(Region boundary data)
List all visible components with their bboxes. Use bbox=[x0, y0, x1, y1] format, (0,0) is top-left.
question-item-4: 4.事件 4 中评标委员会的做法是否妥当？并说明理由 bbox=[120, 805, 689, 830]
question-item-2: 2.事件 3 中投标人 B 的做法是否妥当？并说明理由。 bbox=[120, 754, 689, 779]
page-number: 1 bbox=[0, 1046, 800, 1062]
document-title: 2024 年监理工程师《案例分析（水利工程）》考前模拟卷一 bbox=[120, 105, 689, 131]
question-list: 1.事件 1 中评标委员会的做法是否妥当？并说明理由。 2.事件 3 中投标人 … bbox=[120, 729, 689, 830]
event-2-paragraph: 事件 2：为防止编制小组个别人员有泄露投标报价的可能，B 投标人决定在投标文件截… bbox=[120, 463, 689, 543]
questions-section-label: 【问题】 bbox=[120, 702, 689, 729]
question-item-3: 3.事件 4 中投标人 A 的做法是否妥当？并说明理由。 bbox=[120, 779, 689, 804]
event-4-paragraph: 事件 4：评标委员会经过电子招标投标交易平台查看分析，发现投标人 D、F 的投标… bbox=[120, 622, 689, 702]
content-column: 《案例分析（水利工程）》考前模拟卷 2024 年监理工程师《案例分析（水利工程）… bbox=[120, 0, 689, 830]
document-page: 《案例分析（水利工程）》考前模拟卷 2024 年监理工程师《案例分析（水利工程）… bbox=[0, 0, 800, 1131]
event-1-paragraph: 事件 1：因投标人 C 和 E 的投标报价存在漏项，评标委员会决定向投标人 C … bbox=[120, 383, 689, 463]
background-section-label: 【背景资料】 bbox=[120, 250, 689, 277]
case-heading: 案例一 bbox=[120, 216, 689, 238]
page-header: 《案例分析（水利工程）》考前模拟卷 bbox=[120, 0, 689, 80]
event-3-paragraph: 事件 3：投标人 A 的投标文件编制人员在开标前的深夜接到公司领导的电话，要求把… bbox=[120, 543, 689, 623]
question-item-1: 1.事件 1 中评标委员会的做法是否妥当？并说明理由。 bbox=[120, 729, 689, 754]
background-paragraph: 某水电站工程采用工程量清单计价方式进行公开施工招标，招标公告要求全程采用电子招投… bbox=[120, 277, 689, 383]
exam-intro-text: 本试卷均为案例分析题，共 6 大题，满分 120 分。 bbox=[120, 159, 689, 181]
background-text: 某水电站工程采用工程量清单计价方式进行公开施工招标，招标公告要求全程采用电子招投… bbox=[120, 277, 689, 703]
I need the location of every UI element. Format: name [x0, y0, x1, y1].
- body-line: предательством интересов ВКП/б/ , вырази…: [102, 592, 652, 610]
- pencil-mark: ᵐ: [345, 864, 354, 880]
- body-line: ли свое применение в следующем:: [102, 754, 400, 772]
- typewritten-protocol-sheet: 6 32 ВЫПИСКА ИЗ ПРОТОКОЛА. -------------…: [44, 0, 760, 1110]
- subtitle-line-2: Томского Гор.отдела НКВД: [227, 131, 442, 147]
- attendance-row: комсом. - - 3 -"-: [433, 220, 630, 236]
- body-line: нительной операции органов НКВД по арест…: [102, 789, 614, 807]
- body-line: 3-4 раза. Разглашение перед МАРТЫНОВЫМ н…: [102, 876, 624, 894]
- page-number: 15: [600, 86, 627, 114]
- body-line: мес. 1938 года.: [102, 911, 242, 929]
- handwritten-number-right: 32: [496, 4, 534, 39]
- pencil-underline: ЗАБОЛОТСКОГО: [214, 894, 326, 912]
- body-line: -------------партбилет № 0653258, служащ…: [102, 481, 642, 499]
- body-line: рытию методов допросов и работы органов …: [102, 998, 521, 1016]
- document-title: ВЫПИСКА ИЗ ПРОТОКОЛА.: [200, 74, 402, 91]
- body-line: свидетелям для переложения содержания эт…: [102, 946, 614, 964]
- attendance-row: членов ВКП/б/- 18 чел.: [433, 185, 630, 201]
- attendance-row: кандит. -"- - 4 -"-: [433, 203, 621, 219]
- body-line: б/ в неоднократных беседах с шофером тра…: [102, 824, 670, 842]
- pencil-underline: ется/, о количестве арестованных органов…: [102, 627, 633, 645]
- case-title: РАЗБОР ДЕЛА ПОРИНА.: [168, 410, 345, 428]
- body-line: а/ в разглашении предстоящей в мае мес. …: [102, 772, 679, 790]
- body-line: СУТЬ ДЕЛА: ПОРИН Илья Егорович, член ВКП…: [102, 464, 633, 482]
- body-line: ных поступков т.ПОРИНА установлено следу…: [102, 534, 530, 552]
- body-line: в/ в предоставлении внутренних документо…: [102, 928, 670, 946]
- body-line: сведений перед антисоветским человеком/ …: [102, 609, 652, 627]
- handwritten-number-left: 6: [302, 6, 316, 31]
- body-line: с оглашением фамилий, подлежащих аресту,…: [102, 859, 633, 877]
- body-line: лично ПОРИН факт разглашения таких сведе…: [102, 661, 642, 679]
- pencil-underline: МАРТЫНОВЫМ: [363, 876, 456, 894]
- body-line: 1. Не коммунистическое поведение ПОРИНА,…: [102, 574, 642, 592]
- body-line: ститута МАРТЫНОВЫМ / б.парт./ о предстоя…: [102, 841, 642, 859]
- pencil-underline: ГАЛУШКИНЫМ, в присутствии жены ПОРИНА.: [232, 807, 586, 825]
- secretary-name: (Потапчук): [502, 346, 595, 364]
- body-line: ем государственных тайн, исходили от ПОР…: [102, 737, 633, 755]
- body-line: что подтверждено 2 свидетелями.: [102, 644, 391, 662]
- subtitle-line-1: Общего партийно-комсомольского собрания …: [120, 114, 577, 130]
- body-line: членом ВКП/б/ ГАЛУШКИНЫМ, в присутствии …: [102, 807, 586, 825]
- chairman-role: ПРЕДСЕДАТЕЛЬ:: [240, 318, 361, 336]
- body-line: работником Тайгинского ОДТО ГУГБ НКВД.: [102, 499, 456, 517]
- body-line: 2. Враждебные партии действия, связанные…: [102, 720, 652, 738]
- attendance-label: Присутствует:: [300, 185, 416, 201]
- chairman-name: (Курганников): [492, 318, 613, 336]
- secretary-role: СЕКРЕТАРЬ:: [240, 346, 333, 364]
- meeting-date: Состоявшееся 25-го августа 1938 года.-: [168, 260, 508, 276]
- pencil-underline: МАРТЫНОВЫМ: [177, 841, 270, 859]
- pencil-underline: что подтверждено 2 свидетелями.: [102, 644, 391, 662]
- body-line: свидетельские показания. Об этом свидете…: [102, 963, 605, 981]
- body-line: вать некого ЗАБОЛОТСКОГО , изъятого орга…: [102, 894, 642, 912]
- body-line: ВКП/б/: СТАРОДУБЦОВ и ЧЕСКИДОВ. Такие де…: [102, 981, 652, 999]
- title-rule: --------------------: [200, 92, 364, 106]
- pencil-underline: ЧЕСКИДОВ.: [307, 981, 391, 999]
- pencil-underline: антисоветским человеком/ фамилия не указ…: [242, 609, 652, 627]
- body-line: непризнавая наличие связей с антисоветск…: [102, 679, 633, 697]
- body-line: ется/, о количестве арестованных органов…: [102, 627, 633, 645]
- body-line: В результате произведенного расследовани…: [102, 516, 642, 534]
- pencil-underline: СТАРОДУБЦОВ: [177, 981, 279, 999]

● **WHAT IS REQUIRED**:
Rewrite the data above, changing every "body-line" to "text-line" and keeping everything else the same.

● **EXERCISE SOLUTION**:
List all visible components with their bboxes. Use bbox=[x0, y0, x1, y1] format, (0,0) is top-left.
question-item-4: 4.事件 4 中评标委员会的做法是否妥当？并说明理由 bbox=[120, 805, 689, 830]
question-item-2: 2.事件 3 中投标人 B 的做法是否妥当？并说明理由。 bbox=[120, 754, 689, 779]
page-number: 1 bbox=[0, 1046, 800, 1062]
document-title: 2024 年监理工程师《案例分析（水利工程）》考前模拟卷一 bbox=[120, 105, 689, 131]
question-list: 1.事件 1 中评标委员会的做法是否妥当？并说明理由。 2.事件 3 中投标人 … bbox=[120, 729, 689, 830]
event-2-paragraph: 事件 2：为防止编制小组个别人员有泄露投标报价的可能，B 投标人决定在投标文件截… bbox=[120, 463, 689, 543]
questions-section-label: 【问题】 bbox=[120, 702, 689, 729]
question-item-3: 3.事件 4 中投标人 A 的做法是否妥当？并说明理由。 bbox=[120, 779, 689, 804]
event-4-paragraph: 事件 4：评标委员会经过电子招标投标交易平台查看分析，发现投标人 D、F 的投标… bbox=[120, 622, 689, 702]
content-column: 《案例分析（水利工程）》考前模拟卷 2024 年监理工程师《案例分析（水利工程）… bbox=[120, 0, 689, 830]
document-page: 《案例分析（水利工程）》考前模拟卷 2024 年监理工程师《案例分析（水利工程）… bbox=[0, 0, 800, 1131]
event-1-paragraph: 事件 1：因投标人 C 和 E 的投标报价存在漏项，评标委员会决定向投标人 C … bbox=[120, 383, 689, 463]
background-section-label: 【背景资料】 bbox=[120, 250, 689, 277]
case-heading: 案例一 bbox=[120, 216, 689, 238]
page-header: 《案例分析（水利工程）》考前模拟卷 bbox=[120, 0, 689, 80]
event-3-paragraph: 事件 3：投标人 A 的投标文件编制人员在开标前的深夜接到公司领导的电话，要求把… bbox=[120, 543, 689, 623]
question-item-1: 1.事件 1 中评标委员会的做法是否妥当？并说明理由。 bbox=[120, 729, 689, 754]
background-paragraph: 某水电站工程采用工程量清单计价方式进行公开施工招标，招标公告要求全程采用电子招投… bbox=[120, 277, 689, 383]
exam-intro-text: 本试卷均为案例分析题，共 6 大题，满分 120 分。 bbox=[120, 159, 689, 181]
background-text: 某水电站工程采用工程量清单计价方式进行公开施工招标，招标公告要求全程采用电子招投… bbox=[120, 277, 689, 703]
I need the location of every UI element. Format: name [x0, y0, x1, y1].
- text-line: предательством интересов ВКП/б/ , вырази…: [102, 592, 652, 610]
- pencil-mark: ᵐ: [345, 864, 354, 880]
- text-line: ли свое применение в следующем:: [102, 754, 400, 772]
- typewritten-protocol-sheet: 6 32 ВЫПИСКА ИЗ ПРОТОКОЛА. -------------…: [44, 0, 760, 1110]
- subtitle-line-2: Томского Гор.отдела НКВД: [227, 131, 442, 147]
- attendance-row: комсом. - - 3 -"-: [433, 220, 630, 236]
- text-line: нительной операции органов НКВД по арест…: [102, 789, 614, 807]
- text-line: 3-4 раза. Разглашение перед МАРТЫНОВЫМ н…: [102, 876, 624, 894]
- page-number: 15: [600, 86, 627, 114]
- text-line: мес. 1938 года.: [102, 911, 242, 929]
- handwritten-number-right: 32: [496, 4, 534, 39]
- pencil-underline: ЗАБОЛОТСКОГО: [214, 894, 326, 912]
- text-line: -------------партбилет № 0653258, служащ…: [102, 481, 642, 499]
- text-line: рытию методов допросов и работы органов …: [102, 998, 521, 1016]
- document-title: ВЫПИСКА ИЗ ПРОТОКОЛА.: [200, 74, 402, 91]
- text-line: свидетелям для переложения содержания эт…: [102, 946, 614, 964]
- attendance-row: членов ВКП/б/- 18 чел.: [433, 185, 630, 201]
- attendance-row: кандит. -"- - 4 -"-: [433, 203, 621, 219]
- text-line: б/ в неоднократных беседах с шофером тра…: [102, 824, 670, 842]
- pencil-underline: ется/, о количестве арестованных органов…: [102, 627, 633, 645]
- case-title: РАЗБОР ДЕЛА ПОРИНА.: [168, 410, 345, 428]
- text-line: а/ в разглашении предстоящей в мае мес. …: [102, 772, 679, 790]
- text-line: СУТЬ ДЕЛА: ПОРИН Илья Егорович, член ВКП…: [102, 464, 633, 482]
- text-line: ных поступков т.ПОРИНА установлено следу…: [102, 534, 530, 552]
- text-line: в/ в предоставлении внутренних документо…: [102, 928, 670, 946]
- text-line: сведений перед антисоветским человеком/ …: [102, 609, 652, 627]
- handwritten-number-left: 6: [302, 6, 316, 31]
- text-line: с оглашением фамилий, подлежащих аресту,…: [102, 859, 633, 877]
- text-line: лично ПОРИН факт разглашения таких сведе…: [102, 661, 642, 679]
- pencil-underline: МАРТЫНОВЫМ: [363, 876, 456, 894]
- text-line: 1. Не коммунистическое поведение ПОРИНА,…: [102, 574, 642, 592]
- text-line: ститута МАРТЫНОВЫМ / б.парт./ о предстоя…: [102, 841, 642, 859]
- pencil-underline: ГАЛУШКИНЫМ, в присутствии жены ПОРИНА.: [232, 807, 586, 825]
- secretary-name: (Потапчук): [502, 346, 595, 364]
- text-line: ем государственных тайн, исходили от ПОР…: [102, 737, 633, 755]
- text-line: что подтверждено 2 свидетелями.: [102, 644, 391, 662]
- subtitle-line-1: Общего партийно-комсомольского собрания …: [120, 114, 577, 130]
- text-line: членом ВКП/б/ ГАЛУШКИНЫМ, в присутствии …: [102, 807, 586, 825]
- chairman-role: ПРЕДСЕДАТЕЛЬ:: [240, 318, 361, 336]
- text-line: работником Тайгинского ОДТО ГУГБ НКВД.: [102, 499, 456, 517]
- text-line: 2. Враждебные партии действия, связанные…: [102, 720, 652, 738]
- attendance-label: Присутствует:: [300, 185, 416, 201]
- chairman-name: (Курганников): [492, 318, 613, 336]
- secretary-role: СЕКРЕТАРЬ:: [240, 346, 333, 364]
- meeting-date: Состоявшееся 25-го августа 1938 года.-: [168, 260, 508, 276]
- pencil-underline: МАРТЫНОВЫМ: [177, 841, 270, 859]
- pencil-underline: что подтверждено 2 свидетелями.: [102, 644, 391, 662]
- text-line: свидетельские показания. Об этом свидете…: [102, 963, 605, 981]
- text-line: вать некого ЗАБОЛОТСКОГО , изъятого орга…: [102, 894, 642, 912]
- text-line: ВКП/б/: СТАРОДУБЦОВ и ЧЕСКИДОВ. Такие де…: [102, 981, 652, 999]
- title-rule: --------------------: [200, 92, 364, 106]
- pencil-underline: ЧЕСКИДОВ.: [307, 981, 391, 999]
- pencil-underline: антисоветским человеком/ фамилия не указ…: [242, 609, 652, 627]
- text-line: непризнавая наличие связей с антисоветск…: [102, 679, 633, 697]
- text-line: ется/, о количестве арестованных органов…: [102, 627, 633, 645]
- text-line: В результате произведенного расследовани…: [102, 516, 642, 534]
- pencil-underline: СТАРОДУБЦОВ: [177, 981, 279, 999]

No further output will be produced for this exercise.